§ Data provided:
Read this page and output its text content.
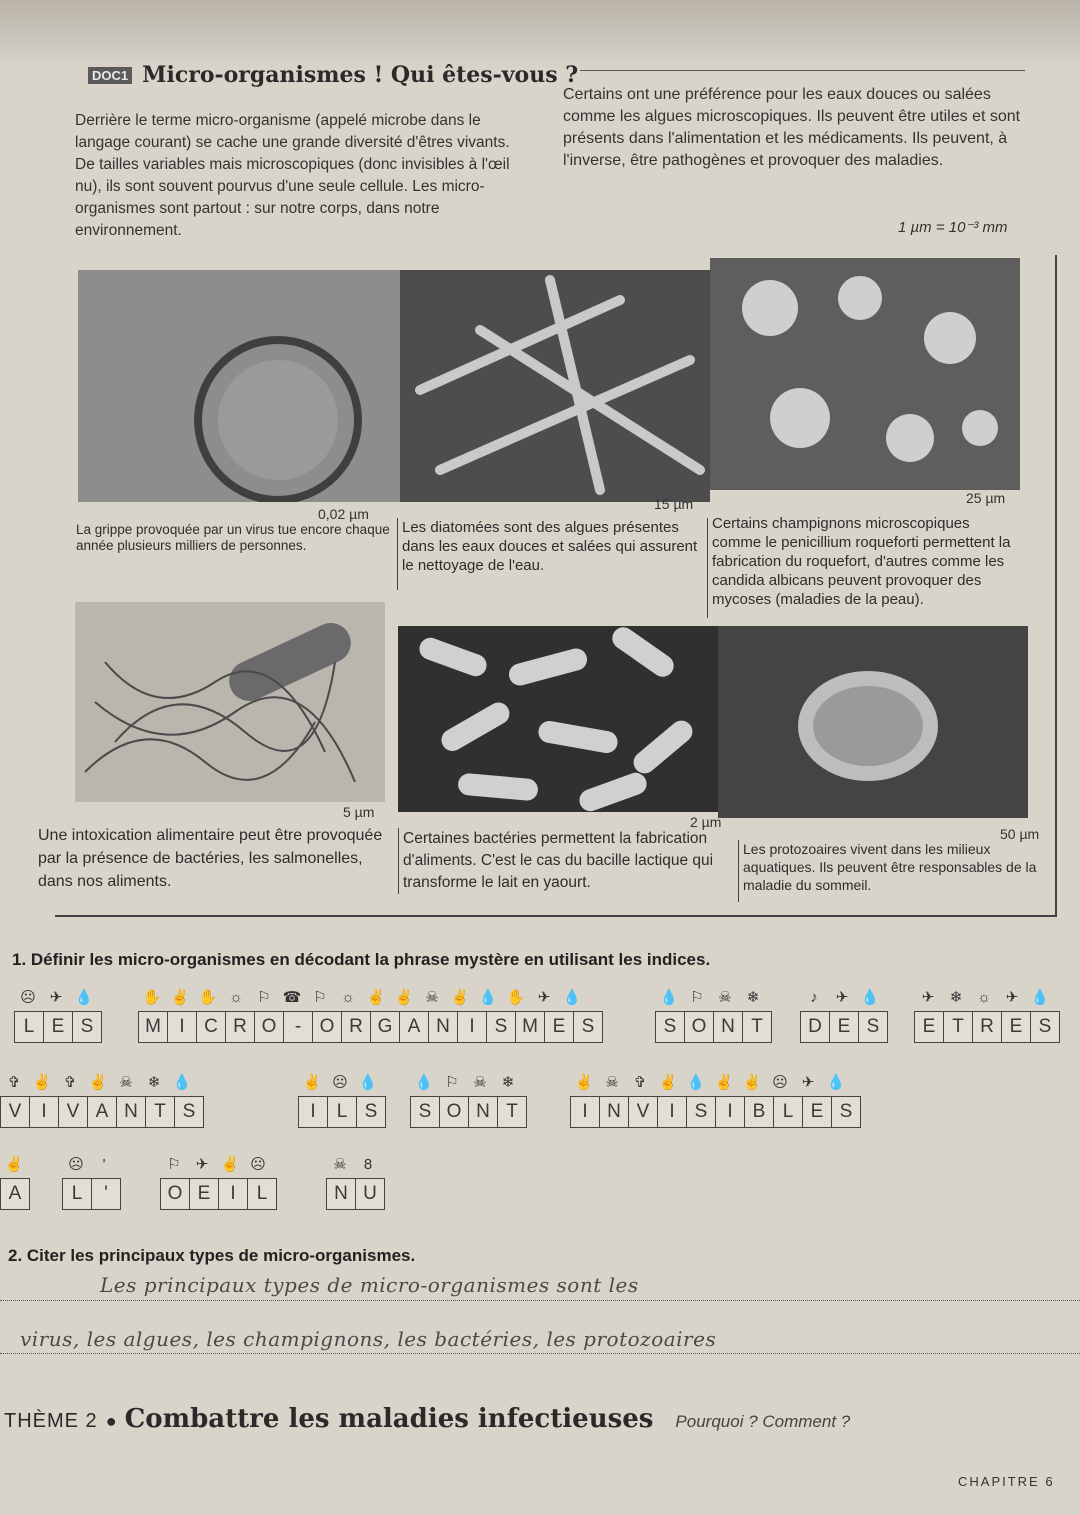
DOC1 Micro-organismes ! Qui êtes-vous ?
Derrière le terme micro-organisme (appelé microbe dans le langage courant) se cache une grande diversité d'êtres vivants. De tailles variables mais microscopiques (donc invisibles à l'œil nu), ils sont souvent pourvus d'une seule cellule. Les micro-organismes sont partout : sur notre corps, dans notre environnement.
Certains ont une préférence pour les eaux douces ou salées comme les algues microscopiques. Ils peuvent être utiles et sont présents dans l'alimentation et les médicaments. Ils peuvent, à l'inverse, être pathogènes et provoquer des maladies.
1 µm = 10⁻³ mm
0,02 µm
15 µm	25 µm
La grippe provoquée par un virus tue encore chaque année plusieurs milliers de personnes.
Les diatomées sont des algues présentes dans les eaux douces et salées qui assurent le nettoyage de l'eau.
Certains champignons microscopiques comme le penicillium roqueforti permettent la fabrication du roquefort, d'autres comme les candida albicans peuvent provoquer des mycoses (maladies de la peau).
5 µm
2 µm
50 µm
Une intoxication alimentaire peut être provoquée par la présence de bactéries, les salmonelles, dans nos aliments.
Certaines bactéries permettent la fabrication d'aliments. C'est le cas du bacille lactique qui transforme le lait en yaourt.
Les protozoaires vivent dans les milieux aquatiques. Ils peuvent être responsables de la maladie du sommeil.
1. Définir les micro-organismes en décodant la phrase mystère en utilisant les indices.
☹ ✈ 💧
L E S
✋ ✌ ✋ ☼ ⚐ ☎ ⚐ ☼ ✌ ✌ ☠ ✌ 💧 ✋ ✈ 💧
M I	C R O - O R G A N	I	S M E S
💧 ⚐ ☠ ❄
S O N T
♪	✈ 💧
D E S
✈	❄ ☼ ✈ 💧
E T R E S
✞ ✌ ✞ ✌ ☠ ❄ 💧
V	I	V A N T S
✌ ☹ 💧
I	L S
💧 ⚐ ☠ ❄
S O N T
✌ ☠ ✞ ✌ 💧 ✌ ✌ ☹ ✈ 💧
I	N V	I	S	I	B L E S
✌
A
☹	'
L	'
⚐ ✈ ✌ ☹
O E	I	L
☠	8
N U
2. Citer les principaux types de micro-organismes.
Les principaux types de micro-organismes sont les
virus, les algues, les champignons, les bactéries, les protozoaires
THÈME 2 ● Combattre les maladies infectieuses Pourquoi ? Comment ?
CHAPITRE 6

§ Task requirements:
Your answer must be an exact transcription of every entry, minus the pictures.

§ Answer box:
Read this page and output its text content.
DOC1 Micro-organismes ! Qui êtes-vous ?
Derrière le terme micro-organisme (appelé microbe dans le langage courant) se cache une grande diversité d'êtres vivants. De tailles variables mais microscopiques (donc invisibles à l'œil nu), ils sont souvent pourvus d'une seule cellule. Les micro-organismes sont partout : sur notre corps, dans notre environnement.
Certains ont une préférence pour les eaux douces ou salées comme les algues microscopiques. Ils peuvent être utiles et sont présents dans l'alimentation et les médicaments. Ils peuvent, à l'inverse, être pathogènes et provoquer des maladies.
1 µm = 10⁻³ mm
0,02 µm
15 µm	25 µm
La grippe provoquée par un virus tue encore chaque année plusieurs milliers de personnes.
Les diatomées sont des algues présentes dans les eaux douces et salées qui assurent le nettoyage de l'eau.
Certains champignons microscopiques comme le penicillium roqueforti permettent la fabrication du roquefort, d'autres comme les candida albicans peuvent provoquer des mycoses (maladies de la peau).
5 µm
2 µm
50 µm
Une intoxication alimentaire peut être provoquée par la présence de bactéries, les salmonelles, dans nos aliments.
Certaines bactéries permettent la fabrication d'aliments. C'est le cas du bacille lactique qui transforme le lait en yaourt.
Les protozoaires vivent dans les milieux aquatiques. Ils peuvent être responsables de la maladie du sommeil.
1. Définir les micro-organismes en décodant la phrase mystère en utilisant les indices.
☹ ✈ 💧
L E S
✋ ✌ ✋ ☼ ⚐ ☎ ⚐ ☼ ✌ ✌ ☠ ✌ 💧 ✋ ✈ 💧
M I	C R O - O R G A N	I	S M E S
💧 ⚐ ☠ ❄
S O N T
♪	✈ 💧
D E S
✈	❄ ☼ ✈ 💧
E T R E S
✞ ✌ ✞ ✌ ☠ ❄ 💧
V	I	V A N T S
✌ ☹ 💧
I	L S
💧 ⚐ ☠ ❄
S O N T
✌ ☠ ✞ ✌ 💧 ✌ ✌ ☹ ✈ 💧
I	N V	I	S	I	B L E S
✌
A
☹	'
L	'
⚐ ✈ ✌ ☹
O E	I	L
☠	8
N U
2. Citer les principaux types de micro-organismes.
Les principaux types de micro-organismes sont les
virus, les algues, les champignons, les bactéries, les protozoaires
THÈME 2 ● Combattre les maladies infectieuses Pourquoi ? Comment ?
CHAPITRE 6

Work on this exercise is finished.